STORED ROWS:
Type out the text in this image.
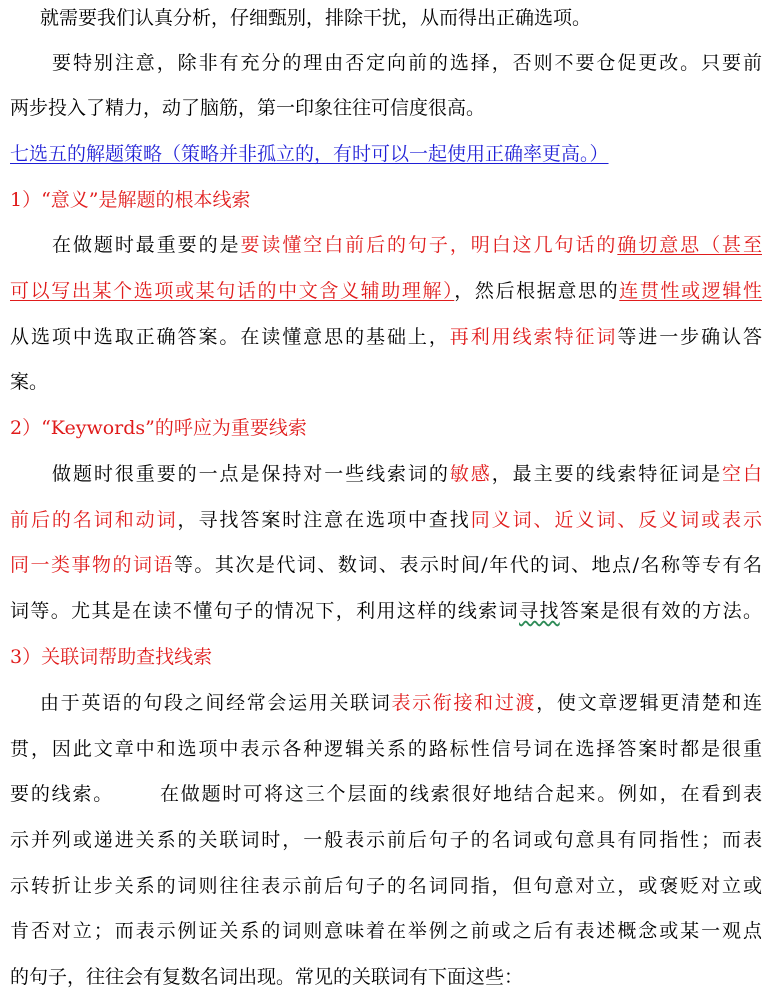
就需要我们认真分析，仔细甄别，排除干扰，从而得出正确选项。
要特别注意，除非有充分的理由否定向前的选择，否则不要仓促更改。只要前
两步投入了精力，动了脑筋，第一印象往往可信度很高。
七选五的解题策略（策略并非孤立的，有时可以一起使用正确率更高。）
1）“意义”是解题的根本线索
在做题时最重要的是要读懂空白前后的句子，明白这几句话的确切意思（甚至
可以写出某个选项或某句话的中文含义辅助理解），然后根据意思的连贯性或逻辑性
从选项中选取正确答案。在读懂意思的基础上，再利用线索特征词等进一步确认答
案。
2）“Keywords”的呼应为重要线索
做题时很重要的一点是保持对一些线索词的敏感，最主要的线索特征词是空白
前后的名词和动词，寻找答案时注意在选项中查找同义词、近义词、反义词或表示
同一类事物的词语等。其次是代词、数词、表示时间/年代的词、地点/名称等专有名
词等。尤其是在读不懂句子的情况下，利用这样的线索词寻找答案是很有效的方法。
3）关联词帮助查找线索
由于英语的句段之间经常会运用关联词表示衔接和过渡，使文章逻辑更清楚和连
贯，因此文章中和选项中表示各种逻辑关系的路标性信号词在选择答案时都是很重
要的线索。 在做题时可将这三个层面的线索很好地结合起来。例如，在看到表
示并列或递进关系的关联词时，一般表示前后句子的名词或句意具有同指性；而表
示转折让步关系的词则往往表示前后句子的名词同指，但句意对立，或褒贬对立或
肯否对立；而表示例证关系的词则意味着在举例之前或之后有表述概念或某一观点
的句子，往往会有复数名词出现。常见的关联词有下面这些：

SET EXERCISE:
Retype all of the entries exactly as written, leaving out any images.

OUTPUT BELOW:
Type out the text in this image.
就需要我们认真分析，仔细甄别，排除干扰，从而得出正确选项。
要特别注意，除非有充分的理由否定向前的选择，否则不要仓促更改。只要前
两步投入了精力，动了脑筋，第一印象往往可信度很高。
七选五的解题策略（策略并非孤立的，有时可以一起使用正确率更高。）
1）“意义”是解题的根本线索
在做题时最重要的是要读懂空白前后的句子，明白这几句话的确切意思（甚至
可以写出某个选项或某句话的中文含义辅助理解），然后根据意思的连贯性或逻辑性
从选项中选取正确答案。在读懂意思的基础上，再利用线索特征词等进一步确认答
案。
2）“Keywords”的呼应为重要线索
做题时很重要的一点是保持对一些线索词的敏感，最主要的线索特征词是空白
前后的名词和动词，寻找答案时注意在选项中查找同义词、近义词、反义词或表示
同一类事物的词语等。其次是代词、数词、表示时间/年代的词、地点/名称等专有名
词等。尤其是在读不懂句子的情况下，利用这样的线索词寻找答案是很有效的方法。
3）关联词帮助查找线索
由于英语的句段之间经常会运用关联词表示衔接和过渡，使文章逻辑更清楚和连
贯，因此文章中和选项中表示各种逻辑关系的路标性信号词在选择答案时都是很重
要的线索。 在做题时可将这三个层面的线索很好地结合起来。例如，在看到表
示并列或递进关系的关联词时，一般表示前后句子的名词或句意具有同指性；而表
示转折让步关系的词则往往表示前后句子的名词同指，但句意对立，或褒贬对立或
肯否对立；而表示例证关系的词则意味着在举例之前或之后有表述概念或某一观点
的句子，往往会有复数名词出现。常见的关联词有下面这些：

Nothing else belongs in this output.